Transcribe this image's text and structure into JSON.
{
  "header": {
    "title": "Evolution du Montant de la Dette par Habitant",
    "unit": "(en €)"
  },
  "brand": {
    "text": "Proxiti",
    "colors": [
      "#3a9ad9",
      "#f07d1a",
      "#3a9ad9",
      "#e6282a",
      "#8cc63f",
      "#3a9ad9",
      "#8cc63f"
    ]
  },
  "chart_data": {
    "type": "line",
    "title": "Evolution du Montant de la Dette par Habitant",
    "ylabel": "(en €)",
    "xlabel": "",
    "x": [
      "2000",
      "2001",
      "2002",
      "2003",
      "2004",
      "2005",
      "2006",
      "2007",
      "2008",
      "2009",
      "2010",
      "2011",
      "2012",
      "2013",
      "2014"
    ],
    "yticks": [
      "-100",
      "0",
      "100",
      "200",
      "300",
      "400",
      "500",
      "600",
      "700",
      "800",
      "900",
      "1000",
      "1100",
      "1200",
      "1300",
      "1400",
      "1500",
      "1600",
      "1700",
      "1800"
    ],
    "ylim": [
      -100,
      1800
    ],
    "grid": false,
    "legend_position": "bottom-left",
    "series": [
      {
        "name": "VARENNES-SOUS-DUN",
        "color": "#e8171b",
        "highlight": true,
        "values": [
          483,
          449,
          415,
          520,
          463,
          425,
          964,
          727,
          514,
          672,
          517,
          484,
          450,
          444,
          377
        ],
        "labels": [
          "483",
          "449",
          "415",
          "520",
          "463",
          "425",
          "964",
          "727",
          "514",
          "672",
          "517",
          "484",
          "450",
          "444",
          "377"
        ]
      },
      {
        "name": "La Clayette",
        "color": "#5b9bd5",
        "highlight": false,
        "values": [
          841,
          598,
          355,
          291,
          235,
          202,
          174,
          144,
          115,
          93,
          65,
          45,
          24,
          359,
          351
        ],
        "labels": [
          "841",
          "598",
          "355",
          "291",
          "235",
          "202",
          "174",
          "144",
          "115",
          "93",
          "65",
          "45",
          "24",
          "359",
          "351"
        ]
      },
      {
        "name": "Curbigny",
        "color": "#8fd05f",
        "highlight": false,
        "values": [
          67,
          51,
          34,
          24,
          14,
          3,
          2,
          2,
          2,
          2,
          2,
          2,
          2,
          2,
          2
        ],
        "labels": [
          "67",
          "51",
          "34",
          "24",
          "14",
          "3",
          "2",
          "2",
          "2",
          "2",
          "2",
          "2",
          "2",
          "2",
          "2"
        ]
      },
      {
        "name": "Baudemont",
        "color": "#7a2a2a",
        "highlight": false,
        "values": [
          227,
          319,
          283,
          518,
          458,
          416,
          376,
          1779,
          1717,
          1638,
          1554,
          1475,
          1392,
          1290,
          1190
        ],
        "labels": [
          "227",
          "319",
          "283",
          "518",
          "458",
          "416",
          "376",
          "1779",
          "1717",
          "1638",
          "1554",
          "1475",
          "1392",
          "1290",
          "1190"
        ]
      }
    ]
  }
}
----
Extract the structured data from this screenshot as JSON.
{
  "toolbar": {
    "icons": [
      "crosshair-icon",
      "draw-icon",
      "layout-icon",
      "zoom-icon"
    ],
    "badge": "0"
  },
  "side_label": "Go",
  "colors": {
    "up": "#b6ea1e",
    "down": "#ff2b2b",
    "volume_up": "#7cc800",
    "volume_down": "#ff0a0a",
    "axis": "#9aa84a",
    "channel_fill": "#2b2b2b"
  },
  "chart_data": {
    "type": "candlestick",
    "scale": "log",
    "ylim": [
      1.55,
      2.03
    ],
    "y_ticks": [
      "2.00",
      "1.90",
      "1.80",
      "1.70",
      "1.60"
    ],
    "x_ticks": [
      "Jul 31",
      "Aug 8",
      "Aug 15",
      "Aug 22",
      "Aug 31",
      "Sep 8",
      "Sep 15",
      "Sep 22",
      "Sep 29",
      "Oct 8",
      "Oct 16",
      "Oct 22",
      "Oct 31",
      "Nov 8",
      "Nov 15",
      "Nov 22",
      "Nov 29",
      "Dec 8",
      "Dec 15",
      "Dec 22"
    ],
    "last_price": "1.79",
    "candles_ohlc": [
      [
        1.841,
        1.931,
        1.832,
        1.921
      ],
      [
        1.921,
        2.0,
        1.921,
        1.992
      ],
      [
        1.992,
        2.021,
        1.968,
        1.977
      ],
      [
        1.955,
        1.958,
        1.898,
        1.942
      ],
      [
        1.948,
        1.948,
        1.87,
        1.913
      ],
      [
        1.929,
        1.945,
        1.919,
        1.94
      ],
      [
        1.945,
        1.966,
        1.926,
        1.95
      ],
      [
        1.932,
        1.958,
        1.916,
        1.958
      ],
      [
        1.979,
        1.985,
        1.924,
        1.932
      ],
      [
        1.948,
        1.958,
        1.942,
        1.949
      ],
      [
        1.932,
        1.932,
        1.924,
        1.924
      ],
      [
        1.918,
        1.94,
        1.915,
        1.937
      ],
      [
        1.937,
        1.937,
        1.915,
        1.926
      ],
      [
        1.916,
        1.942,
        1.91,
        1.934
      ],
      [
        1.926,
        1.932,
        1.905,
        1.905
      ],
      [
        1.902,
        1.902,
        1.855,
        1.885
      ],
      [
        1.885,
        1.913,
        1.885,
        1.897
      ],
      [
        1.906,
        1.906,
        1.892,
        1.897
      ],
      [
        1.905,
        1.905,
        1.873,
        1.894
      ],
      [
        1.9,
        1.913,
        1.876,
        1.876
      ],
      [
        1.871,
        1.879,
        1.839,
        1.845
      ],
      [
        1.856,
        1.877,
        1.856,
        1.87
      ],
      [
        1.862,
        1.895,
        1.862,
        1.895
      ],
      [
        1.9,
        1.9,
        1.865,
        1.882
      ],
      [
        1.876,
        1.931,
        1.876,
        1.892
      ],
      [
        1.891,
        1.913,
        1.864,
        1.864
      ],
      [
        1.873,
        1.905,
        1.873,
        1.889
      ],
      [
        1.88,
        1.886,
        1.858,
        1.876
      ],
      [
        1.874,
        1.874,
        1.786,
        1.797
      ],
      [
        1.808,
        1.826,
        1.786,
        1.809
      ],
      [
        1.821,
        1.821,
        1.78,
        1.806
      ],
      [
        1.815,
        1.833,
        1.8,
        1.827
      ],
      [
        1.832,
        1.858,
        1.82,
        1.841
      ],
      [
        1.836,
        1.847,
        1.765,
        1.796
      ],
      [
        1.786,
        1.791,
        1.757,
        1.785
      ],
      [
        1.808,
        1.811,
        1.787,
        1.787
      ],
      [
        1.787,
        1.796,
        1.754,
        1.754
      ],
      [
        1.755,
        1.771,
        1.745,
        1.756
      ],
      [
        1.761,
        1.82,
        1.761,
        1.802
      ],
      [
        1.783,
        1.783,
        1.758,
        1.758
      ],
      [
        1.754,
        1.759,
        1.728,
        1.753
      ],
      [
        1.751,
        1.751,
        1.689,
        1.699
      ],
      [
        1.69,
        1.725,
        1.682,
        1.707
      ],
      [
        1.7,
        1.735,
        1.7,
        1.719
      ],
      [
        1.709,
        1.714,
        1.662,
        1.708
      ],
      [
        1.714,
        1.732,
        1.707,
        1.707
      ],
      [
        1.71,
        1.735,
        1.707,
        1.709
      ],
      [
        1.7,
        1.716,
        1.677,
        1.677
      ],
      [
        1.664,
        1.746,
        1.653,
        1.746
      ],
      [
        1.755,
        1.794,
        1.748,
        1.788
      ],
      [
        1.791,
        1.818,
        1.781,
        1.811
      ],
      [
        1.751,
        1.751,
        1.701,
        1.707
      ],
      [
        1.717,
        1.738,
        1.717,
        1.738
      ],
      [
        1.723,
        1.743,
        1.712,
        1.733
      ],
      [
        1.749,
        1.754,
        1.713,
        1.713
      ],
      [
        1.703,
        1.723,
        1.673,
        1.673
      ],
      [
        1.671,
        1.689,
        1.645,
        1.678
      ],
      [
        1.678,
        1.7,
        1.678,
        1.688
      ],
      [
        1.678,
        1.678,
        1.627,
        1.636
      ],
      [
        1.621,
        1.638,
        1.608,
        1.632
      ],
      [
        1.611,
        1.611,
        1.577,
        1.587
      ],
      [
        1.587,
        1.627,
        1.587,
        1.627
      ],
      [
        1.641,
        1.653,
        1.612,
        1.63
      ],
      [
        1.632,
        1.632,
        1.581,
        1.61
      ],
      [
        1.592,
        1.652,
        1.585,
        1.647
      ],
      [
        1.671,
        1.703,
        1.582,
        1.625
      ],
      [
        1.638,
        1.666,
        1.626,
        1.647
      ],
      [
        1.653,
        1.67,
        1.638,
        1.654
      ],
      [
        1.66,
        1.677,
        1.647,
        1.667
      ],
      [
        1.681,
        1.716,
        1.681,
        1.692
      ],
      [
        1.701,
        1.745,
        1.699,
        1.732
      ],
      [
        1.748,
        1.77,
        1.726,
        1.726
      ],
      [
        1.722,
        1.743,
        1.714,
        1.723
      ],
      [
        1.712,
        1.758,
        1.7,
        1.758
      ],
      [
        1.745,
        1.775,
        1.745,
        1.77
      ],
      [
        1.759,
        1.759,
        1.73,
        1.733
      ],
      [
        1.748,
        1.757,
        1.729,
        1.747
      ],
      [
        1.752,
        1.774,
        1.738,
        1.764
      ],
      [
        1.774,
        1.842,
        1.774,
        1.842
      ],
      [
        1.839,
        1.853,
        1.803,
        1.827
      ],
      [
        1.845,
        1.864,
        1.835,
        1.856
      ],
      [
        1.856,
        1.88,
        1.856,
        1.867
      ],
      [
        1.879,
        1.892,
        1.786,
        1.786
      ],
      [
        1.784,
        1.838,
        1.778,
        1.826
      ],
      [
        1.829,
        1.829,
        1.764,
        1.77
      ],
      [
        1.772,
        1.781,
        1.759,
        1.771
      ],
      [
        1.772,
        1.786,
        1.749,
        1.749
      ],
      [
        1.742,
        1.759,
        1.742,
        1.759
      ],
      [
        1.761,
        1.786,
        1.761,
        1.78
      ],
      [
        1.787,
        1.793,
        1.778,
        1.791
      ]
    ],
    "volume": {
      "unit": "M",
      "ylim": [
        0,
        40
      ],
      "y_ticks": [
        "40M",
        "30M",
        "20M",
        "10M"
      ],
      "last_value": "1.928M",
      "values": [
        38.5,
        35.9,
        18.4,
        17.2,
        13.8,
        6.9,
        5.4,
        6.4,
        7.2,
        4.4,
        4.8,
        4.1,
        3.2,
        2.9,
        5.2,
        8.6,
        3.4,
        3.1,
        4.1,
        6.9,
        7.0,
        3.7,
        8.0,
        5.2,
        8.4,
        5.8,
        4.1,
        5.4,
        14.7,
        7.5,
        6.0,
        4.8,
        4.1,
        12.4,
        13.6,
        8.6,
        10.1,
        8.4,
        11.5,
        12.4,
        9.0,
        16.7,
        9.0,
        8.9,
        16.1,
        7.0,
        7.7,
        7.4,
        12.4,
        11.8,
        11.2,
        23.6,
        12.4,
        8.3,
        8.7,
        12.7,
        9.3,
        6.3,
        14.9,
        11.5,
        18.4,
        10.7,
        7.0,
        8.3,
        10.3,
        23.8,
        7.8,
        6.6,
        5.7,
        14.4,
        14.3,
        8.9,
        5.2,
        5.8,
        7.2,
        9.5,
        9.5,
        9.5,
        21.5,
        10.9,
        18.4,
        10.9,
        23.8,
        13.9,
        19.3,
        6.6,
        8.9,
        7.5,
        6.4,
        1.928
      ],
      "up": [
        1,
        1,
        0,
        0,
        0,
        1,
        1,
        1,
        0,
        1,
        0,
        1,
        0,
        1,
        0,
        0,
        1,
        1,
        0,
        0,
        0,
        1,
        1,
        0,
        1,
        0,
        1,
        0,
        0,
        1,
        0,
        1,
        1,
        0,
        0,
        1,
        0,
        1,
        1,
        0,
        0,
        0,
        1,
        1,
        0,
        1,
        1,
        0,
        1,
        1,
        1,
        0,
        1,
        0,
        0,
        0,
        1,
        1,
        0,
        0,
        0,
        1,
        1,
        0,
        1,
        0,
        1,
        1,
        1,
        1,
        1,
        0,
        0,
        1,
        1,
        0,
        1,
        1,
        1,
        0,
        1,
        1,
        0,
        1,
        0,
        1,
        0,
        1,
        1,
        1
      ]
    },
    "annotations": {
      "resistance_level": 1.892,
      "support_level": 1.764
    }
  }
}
----
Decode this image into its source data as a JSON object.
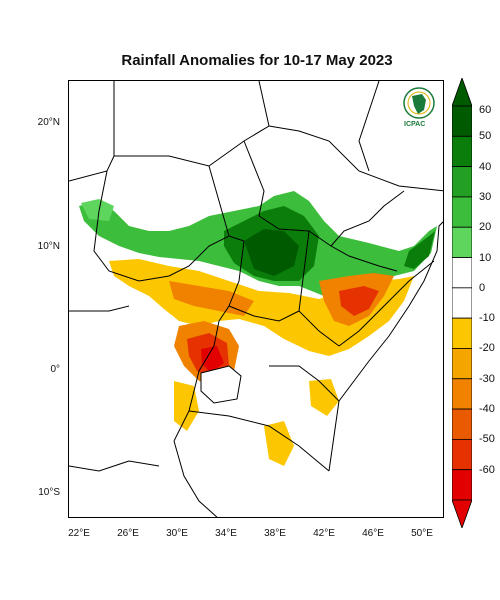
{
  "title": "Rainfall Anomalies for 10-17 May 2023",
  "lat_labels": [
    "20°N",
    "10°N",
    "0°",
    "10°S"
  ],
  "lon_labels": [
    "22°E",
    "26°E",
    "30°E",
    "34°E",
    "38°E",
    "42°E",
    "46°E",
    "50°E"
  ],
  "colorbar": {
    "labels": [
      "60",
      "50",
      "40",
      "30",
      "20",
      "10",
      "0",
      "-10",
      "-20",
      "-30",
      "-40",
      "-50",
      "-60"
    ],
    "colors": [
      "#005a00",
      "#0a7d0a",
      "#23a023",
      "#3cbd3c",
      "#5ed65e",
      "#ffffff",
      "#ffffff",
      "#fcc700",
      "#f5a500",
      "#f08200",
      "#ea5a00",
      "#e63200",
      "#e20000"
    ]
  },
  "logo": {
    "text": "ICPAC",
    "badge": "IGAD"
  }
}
----
*YOUR GOAL*:
Write out every line of the data that holds the word "JSON".

*REPLY TO THE TASK*:
Transcribe this image's text and structure into JSON.
Extract the structured data from this screenshot as JSON.
Decode this image into its source data as a JSON object.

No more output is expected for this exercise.